▶ **TASK DETAILS**:
Using the data below, gather each line that includes the word "scorta".

## Begin MATERIAL FOR THE TASK

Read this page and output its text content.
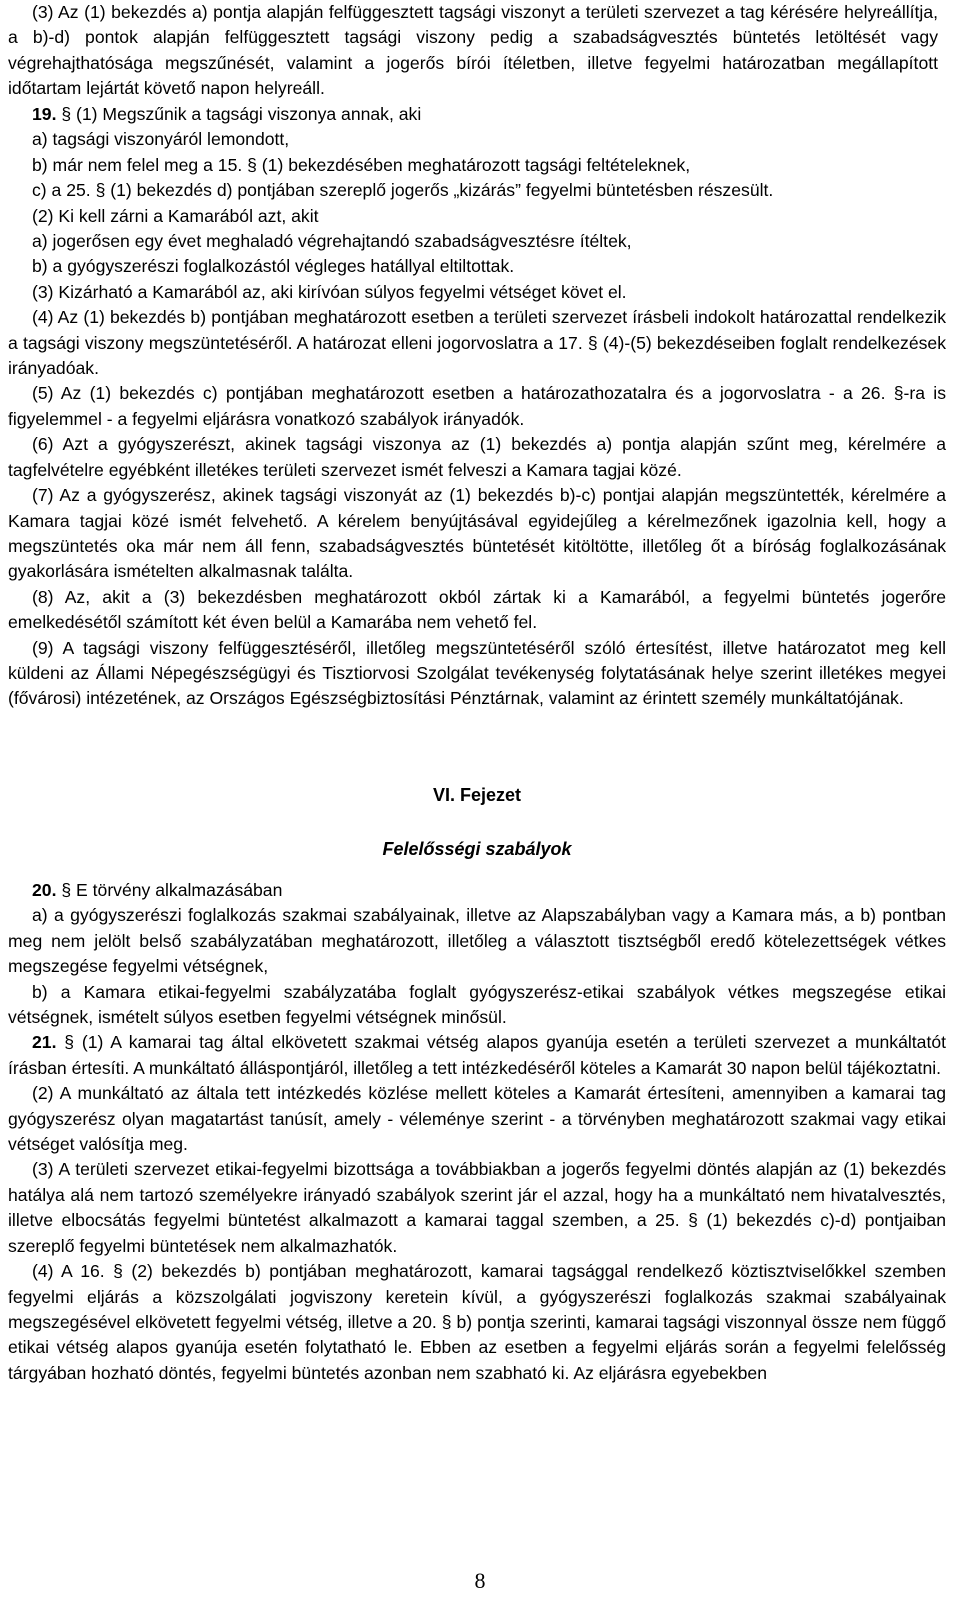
(3) Az (1) bekezdés a) pontja alapján felfüggesztett tagsági viszonyt a területi szervezet a tag kérésére helyreállítja, a b)-d) pontok alapján felfüggesztett tagsági viszony pedig a szabadságvesztés büntetés letöltését vagy végrehajthatósága megszűnését, valamint a jogerős bírói ítéletben, illetve fegyelmi határozatban megállapított időtartam lejártát követő napon helyreáll.

19. § (1) Megszűnik a tagsági viszonya annak, aki

a) tagsági viszonyáról lemondott,

b) már nem felel meg a 15. § (1) bekezdésében meghatározott tagsági feltételeknek,

c) a 25. § (1) bekezdés d) pontjában szereplő jogerős „kizárás” fegyelmi büntetésben részesült.

(2) Ki kell zárni a Kamarából azt, akit

a) jogerősen egy évet meghaladó végrehajtandó szabadságvesztésre ítéltek,

b) a gyógyszerészi foglalkozástól végleges hatállyal eltiltottak.

(3) Kizárható a Kamarából az, aki kirívóan súlyos fegyelmi vétséget követ el.

(4) Az (1) bekezdés b) pontjában meghatározott esetben a területi szervezet írásbeli indokolt határozattal rendelkezik a tagsági viszony megszüntetéséről. A határozat elleni jogorvoslatra a 17. § (4)-(5) bekezdéseiben foglalt rendelkezések irányadóak.

(5) Az (1) bekezdés c) pontjában meghatározott esetben a határozathozatalra és a jogorvoslatra - a 26. §-ra is figyelemmel - a fegyelmi eljárásra vonatkozó szabályok irányadók.

(6) Azt a gyógyszerészt, akinek tagsági viszonya az (1) bekezdés a) pontja alapján szűnt meg, kérelmére a tagfelvételre egyébként illetékes területi szervezet ismét felveszi a Kamara tagjai közé.

(7) Az a gyógyszerész, akinek tagsági viszonyát az (1) bekezdés b)-c) pontjai alapján megszüntették, kérelmére a Kamara tagjai közé ismét felvehető. A kérelem benyújtásával egyidejűleg a kérelmezőnek igazolnia kell, hogy a megszüntetés oka már nem áll fenn, szabadságvesztés büntetését kitöltötte, illetőleg őt a bíróság foglalkozásának gyakorlására ismételten alkalmasnak találta.

(8) Az, akit a (3) bekezdésben meghatározott okból zártak ki a Kamarából, a fegyelmi büntetés jogerőre emelkedésétől számított két éven belül a Kamarába nem vehető fel.

(9) A tagsági viszony felfüggesztéséről, illetőleg megszüntetéséről szóló értesítést, illetve határozatot meg kell küldeni az Állami Népegészségügyi és Tisztiorvosi Szolgálat tevékenység folytatásának helye szerint illetékes megyei (fővárosi) intézetének, az Országos Egészségbiztosítási Pénztárnak, valamint az érintett személy munkáltatójának.

VI. Fejezet

Felelősségi szabályok

20. § E törvény alkalmazásában

a) a gyógyszerészi foglalkozás szakmai szabályainak, illetve az Alapszabályban vagy a Kamara más, a b) pontban meg nem jelölt belső szabályzatában meghatározott, illetőleg a választott tisztségből eredő kötelezettségek vétkes megszegése fegyelmi vétségnek,

b) a Kamara etikai-fegyelmi szabályzatába foglalt gyógyszerész-etikai szabályok vétkes megszegése etikai vétségnek, ismételt súlyos esetben fegyelmi vétségnek minősül.

21. § (1) A kamarai tag által elkövetett szakmai vétség alapos gyanúja esetén a területi szervezet a munkáltatót írásban értesíti. A munkáltató álláspontjáról, illetőleg a tett intézkedéséről köteles a Kamarát 30 napon belül tájékoztatni.

(2) A munkáltató az általa tett intézkedés közlése mellett köteles a Kamarát értesíteni, amennyiben a kamarai tag gyógyszerész olyan magatartást tanúsít, amely - véleménye szerint - a törvényben meghatározott szakmai vagy etikai vétséget valósítja meg.

(3) A területi szervezet etikai-fegyelmi bizottsága a továbbiakban a jogerős fegyelmi döntés alapján az (1) bekezdés hatálya alá nem tartozó személyekre irányadó szabályok szerint jár el azzal, hogy ha a munkáltató nem hivatalvesztés, illetve elbocsátás fegyelmi büntetést alkalmazott a kamarai taggal szemben, a 25. § (1) bekezdés c)-d) pontjaiban szereplő fegyelmi büntetések nem alkalmazhatók.

(4) A 16. § (2) bekezdés b) pontjában meghatározott, kamarai tagsággal rendelkező köztisztviselőkkel szemben fegyelmi eljárás a közszolgálati jogviszony keretein kívül, a gyógyszerészi foglalkozás szakmai szabályainak megszegésével elkövetett fegyelmi vétség, illetve a 20. § b) pontja szerinti, kamarai tagsági viszonnyal össze nem függő etikai vétség alapos gyanúja esetén folytatható le. Ebben az esetben a fegyelmi eljárás során a fegyelmi felelősség tárgyában hozható döntés, fegyelmi büntetés azonban nem szabható ki. Az eljárásra egyebekben

8
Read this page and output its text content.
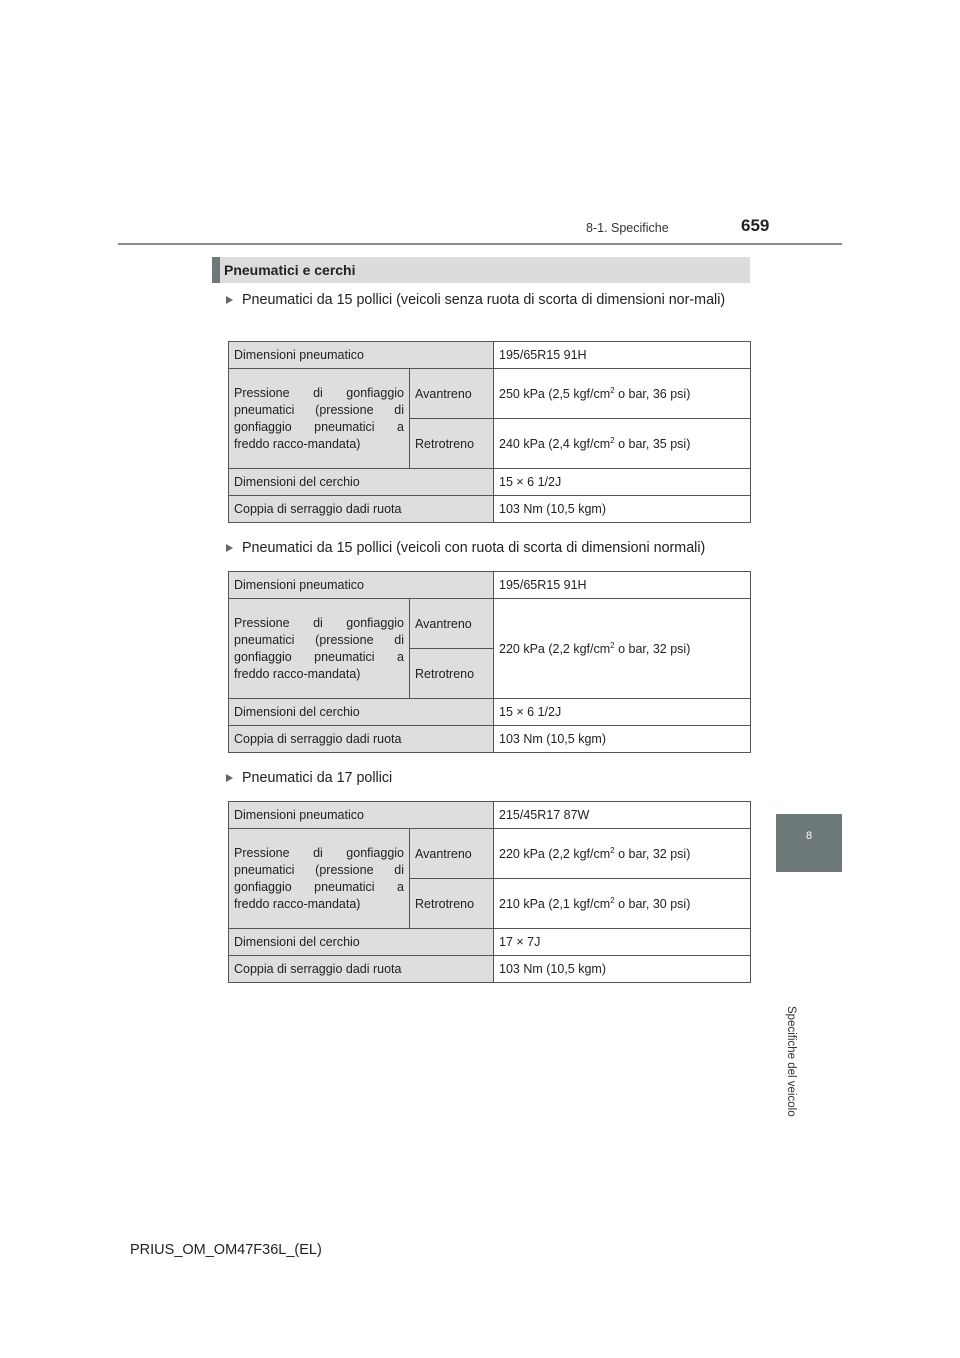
8-1. Specifiche	659
8
Specifiche del veicolo
Pneumatici e cerchi
Pneumatici da 15 pollici (veicoli senza ruota di scorta di dimensioni nor-mali)
Dimensioni pneumatico		195/65R15 91H
Pressione di gonfiaggio pneumatici (pressione di gonfiaggio pneumatici a freddo racco-mandata)	Avantreno	250 kPa (2,5 kgf/$cm^2$ o bar, 36 psi)
	Retrotreno	240 kPa (2,4 kgf/$cm^2$ o bar, 35 psi)
Dimensioni del cerchio		15 × 6 1/2J
Coppia di serraggio dadi ruota		103 Nm (10,5 kgm)
Pneumatici da 15 pollici (veicoli con ruota di scorta di dimensioni normali)
Dimensioni pneumatico		195/65R15 91H
Pressione di gonfiaggio pneumatici (pressione di gonfiaggio pneumatici a freddo racco-mandata)	Avantreno	220 kPa (2,2 kgf/$cm^2$ o bar, 32 psi)
	Retrotreno	
Dimensioni del cerchio		15 × 6 1/2J
Coppia di serraggio dadi ruota		103 Nm (10,5 kgm)
Pneumatici da 17 pollici
Dimensioni pneumatico		215/45R17 87W
Pressione di gonfiaggio pneumatici (pressione di gonfiaggio pneumatici a freddo racco-mandata)	Avantreno	220 kPa (2,2 kgf/$cm^2$ o bar, 32 psi)
	Retrotreno	210 kPa (2,1 kgf/$cm^2$ o bar, 30 psi)
Dimensioni del cerchio		17 × 7J
Coppia di serraggio dadi ruota		103 Nm (10,5 kgm)
PRIUS_OM_OM47F36L_(EL)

## End MATERIAL FOR THE TASK

▶ **EXPECTED ANSWER**:
Pneumatici da 15 pollici (veicoli senza ruota di scorta di dimensioni nor-mali)
Pneumatici da 15 pollici (veicoli con ruota di scorta di dimensioni normali)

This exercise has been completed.